### Challenge
Lift every line from the entries that includes the word "high".

### Data listing

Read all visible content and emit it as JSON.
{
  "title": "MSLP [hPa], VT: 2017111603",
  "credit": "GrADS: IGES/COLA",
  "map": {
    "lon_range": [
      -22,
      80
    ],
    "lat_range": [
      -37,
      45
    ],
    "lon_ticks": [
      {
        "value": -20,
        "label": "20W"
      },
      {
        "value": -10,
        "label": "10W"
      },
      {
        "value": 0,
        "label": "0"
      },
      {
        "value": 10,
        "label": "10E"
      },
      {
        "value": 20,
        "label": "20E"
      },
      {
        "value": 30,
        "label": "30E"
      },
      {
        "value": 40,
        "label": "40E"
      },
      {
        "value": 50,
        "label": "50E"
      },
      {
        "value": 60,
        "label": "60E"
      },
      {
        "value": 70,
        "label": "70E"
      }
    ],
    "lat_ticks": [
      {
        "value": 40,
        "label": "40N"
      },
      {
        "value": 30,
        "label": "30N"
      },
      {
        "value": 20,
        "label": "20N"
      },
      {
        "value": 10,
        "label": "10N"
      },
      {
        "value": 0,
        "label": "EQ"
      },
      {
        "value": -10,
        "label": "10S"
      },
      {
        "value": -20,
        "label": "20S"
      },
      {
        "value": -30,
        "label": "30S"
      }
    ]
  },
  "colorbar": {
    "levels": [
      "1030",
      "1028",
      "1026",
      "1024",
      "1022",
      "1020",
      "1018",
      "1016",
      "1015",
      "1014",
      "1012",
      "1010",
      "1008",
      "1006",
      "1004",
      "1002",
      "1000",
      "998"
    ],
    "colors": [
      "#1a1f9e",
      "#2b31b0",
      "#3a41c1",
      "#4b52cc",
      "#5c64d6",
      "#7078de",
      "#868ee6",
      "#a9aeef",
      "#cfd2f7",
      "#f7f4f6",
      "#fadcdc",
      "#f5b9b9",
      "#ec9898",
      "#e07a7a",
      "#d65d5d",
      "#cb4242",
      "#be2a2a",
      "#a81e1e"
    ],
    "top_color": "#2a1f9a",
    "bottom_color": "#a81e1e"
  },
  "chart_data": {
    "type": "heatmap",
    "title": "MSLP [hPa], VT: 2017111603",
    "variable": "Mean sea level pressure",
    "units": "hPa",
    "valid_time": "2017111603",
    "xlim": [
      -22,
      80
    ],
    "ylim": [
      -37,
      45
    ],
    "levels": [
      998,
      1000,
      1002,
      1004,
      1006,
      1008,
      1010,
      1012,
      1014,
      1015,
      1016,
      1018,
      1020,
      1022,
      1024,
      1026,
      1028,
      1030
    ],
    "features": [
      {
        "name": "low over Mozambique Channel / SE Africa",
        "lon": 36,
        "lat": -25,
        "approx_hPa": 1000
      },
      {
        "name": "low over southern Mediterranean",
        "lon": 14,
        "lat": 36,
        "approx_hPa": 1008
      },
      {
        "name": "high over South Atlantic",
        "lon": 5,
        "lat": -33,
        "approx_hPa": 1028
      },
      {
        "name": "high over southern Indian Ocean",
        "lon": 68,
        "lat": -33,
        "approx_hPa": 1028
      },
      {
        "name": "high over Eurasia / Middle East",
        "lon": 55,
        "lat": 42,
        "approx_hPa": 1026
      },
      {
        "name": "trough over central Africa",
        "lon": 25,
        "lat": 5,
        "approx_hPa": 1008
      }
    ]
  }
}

### Written answer
        "name": "high over South Atlantic",
        "name": "high over southern Indian Ocean",
        "name": "high over Eurasia / Middle East",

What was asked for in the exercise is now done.